REQUIREMENT
Extract from the listing each line in which the word "income" appears.

## START DATA IN THIS EXERCISE

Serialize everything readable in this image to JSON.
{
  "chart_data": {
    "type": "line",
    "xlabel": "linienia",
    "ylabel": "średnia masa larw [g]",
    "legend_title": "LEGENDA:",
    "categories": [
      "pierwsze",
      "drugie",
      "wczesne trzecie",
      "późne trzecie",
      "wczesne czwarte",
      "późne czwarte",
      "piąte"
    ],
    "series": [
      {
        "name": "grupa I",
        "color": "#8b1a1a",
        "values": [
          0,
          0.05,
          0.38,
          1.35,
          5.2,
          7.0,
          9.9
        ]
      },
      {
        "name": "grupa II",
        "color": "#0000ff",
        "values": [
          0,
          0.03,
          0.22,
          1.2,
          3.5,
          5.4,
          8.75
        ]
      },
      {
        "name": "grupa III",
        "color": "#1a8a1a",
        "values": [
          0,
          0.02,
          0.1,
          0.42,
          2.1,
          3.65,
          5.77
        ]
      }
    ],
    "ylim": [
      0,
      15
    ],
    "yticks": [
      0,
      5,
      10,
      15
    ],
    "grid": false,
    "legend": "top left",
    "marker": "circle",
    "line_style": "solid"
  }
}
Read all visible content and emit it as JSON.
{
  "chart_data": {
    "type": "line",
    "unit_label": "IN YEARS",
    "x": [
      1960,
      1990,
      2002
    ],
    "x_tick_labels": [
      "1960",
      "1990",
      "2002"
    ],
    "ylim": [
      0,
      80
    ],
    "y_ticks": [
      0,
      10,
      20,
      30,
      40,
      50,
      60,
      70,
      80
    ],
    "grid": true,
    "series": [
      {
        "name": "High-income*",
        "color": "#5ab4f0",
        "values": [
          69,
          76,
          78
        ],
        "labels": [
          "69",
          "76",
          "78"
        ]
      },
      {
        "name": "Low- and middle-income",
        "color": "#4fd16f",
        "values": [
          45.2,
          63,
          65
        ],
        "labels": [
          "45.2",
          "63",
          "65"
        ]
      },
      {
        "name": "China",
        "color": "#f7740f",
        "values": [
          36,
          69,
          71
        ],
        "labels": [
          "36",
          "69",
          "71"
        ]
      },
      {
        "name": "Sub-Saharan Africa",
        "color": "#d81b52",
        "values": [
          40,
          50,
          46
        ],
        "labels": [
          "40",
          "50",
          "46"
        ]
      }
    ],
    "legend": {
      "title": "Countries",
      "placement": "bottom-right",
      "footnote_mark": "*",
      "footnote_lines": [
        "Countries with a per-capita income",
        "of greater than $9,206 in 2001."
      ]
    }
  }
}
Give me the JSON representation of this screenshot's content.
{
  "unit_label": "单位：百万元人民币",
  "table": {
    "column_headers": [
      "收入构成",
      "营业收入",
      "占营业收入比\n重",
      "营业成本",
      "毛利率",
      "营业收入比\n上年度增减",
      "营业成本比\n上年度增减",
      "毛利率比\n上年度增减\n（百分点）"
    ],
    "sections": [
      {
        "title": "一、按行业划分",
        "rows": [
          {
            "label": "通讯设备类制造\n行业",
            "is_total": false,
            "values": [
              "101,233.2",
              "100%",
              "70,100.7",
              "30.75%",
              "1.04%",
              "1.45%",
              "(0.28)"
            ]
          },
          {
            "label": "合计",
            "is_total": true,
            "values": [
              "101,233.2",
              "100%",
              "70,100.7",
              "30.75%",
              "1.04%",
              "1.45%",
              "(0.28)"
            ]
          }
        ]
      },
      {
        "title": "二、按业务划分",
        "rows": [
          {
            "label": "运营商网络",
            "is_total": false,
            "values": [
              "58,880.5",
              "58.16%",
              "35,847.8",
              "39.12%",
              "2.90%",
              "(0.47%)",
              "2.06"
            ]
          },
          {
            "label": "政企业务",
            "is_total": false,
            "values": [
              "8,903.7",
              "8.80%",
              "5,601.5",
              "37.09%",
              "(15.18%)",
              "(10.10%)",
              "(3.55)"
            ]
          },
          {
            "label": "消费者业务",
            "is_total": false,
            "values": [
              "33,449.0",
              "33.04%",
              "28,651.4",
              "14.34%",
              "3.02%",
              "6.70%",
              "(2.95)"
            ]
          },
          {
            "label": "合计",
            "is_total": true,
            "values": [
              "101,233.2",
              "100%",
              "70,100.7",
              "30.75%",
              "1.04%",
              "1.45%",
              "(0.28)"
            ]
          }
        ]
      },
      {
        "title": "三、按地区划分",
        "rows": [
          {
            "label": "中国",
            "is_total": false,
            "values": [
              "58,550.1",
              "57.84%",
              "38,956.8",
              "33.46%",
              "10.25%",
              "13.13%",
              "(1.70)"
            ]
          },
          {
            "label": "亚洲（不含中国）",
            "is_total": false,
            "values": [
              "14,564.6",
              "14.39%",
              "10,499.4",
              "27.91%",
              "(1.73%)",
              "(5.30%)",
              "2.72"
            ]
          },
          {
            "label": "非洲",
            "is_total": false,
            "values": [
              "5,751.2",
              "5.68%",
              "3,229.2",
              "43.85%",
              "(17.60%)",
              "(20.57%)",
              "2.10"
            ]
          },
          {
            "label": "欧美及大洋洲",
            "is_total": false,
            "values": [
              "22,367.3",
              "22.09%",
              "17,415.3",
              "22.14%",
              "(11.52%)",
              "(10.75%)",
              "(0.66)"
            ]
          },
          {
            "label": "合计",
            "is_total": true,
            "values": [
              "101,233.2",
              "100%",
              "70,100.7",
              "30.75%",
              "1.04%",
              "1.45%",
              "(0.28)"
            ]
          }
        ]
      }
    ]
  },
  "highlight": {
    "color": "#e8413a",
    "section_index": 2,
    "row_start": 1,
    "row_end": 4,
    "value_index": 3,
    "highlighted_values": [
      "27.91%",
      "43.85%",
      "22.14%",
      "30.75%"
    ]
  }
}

## END DATA IN THIS EXERCISE

SOLUTION
        "name": "High-income*",
        "name": "Low- and middle-income",
        "Countries with a per-capita income",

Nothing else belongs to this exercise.